**Dataset items**
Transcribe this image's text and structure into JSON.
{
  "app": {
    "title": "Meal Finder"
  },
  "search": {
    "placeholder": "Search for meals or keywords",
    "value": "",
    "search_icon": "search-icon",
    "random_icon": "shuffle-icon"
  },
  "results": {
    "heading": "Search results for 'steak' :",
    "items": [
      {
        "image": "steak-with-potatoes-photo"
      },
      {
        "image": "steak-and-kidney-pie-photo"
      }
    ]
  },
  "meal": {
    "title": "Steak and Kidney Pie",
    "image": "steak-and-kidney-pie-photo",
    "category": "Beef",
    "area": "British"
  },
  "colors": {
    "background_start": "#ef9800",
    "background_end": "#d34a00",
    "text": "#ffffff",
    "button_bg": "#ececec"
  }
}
--
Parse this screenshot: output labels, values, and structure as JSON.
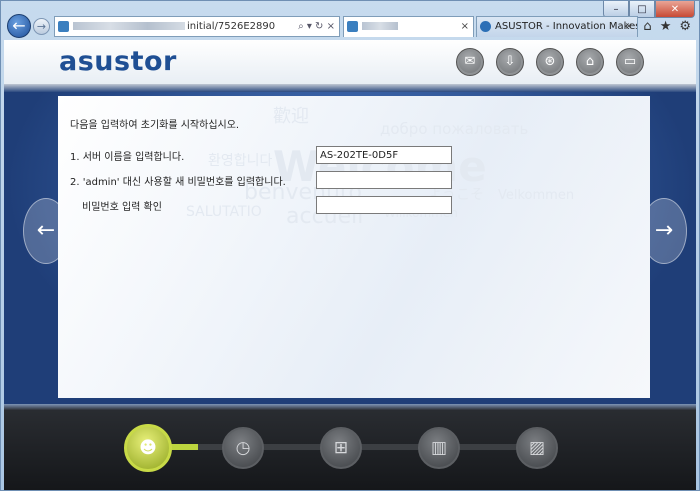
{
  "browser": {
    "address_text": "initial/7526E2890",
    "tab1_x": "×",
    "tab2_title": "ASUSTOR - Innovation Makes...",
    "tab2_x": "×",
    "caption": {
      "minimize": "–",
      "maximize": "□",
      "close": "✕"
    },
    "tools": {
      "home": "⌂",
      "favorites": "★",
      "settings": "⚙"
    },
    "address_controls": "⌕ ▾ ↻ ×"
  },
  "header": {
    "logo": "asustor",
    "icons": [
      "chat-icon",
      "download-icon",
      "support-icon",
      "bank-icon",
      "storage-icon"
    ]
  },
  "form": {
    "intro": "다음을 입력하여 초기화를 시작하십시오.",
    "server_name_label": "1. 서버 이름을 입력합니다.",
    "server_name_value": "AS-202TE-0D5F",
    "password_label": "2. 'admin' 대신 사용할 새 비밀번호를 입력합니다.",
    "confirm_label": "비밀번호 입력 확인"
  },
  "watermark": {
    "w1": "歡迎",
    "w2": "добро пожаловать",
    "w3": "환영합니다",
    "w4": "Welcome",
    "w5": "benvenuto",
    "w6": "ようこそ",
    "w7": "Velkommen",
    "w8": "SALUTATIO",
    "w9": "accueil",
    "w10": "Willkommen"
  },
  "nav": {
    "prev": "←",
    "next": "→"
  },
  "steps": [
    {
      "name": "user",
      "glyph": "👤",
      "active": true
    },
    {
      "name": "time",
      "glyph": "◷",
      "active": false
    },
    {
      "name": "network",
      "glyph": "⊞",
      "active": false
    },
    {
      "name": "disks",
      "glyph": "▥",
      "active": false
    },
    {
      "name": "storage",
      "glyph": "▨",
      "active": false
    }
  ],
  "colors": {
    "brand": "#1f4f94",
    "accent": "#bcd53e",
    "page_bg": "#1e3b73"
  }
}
...
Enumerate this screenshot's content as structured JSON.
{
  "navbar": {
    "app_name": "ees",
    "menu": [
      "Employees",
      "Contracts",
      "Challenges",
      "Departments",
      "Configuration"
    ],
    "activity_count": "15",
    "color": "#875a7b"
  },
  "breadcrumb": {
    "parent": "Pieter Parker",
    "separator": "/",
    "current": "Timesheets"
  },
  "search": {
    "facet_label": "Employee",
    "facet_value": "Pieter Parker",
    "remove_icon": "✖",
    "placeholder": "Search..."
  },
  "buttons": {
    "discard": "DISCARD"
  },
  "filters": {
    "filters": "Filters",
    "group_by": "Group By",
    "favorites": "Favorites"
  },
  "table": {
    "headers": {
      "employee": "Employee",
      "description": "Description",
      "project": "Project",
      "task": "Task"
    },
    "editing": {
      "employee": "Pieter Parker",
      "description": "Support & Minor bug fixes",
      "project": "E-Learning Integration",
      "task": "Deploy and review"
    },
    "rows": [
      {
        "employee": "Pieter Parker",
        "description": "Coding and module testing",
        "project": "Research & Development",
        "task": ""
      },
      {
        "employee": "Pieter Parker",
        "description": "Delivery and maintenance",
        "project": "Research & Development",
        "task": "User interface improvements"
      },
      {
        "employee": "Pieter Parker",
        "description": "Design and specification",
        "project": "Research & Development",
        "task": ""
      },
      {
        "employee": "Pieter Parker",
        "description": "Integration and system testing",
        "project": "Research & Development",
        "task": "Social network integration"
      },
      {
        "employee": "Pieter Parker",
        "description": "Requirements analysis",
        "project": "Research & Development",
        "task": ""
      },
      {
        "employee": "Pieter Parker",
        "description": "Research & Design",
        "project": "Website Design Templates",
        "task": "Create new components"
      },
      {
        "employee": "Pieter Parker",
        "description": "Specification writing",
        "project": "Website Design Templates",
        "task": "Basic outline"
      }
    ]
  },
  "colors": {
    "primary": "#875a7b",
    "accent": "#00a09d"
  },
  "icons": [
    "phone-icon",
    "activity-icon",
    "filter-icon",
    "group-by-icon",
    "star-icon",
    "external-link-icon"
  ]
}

**STATED EXERCISE**
Find the lines above that include the string "image" and copy them.

**THE RESPONSE**
Transcribe this image's text and structure into JSON.
        "image": "steak-with-potatoes-photo"
        "image": "steak-and-kidney-pie-photo"
    "image": "steak-and-kidney-pie-photo",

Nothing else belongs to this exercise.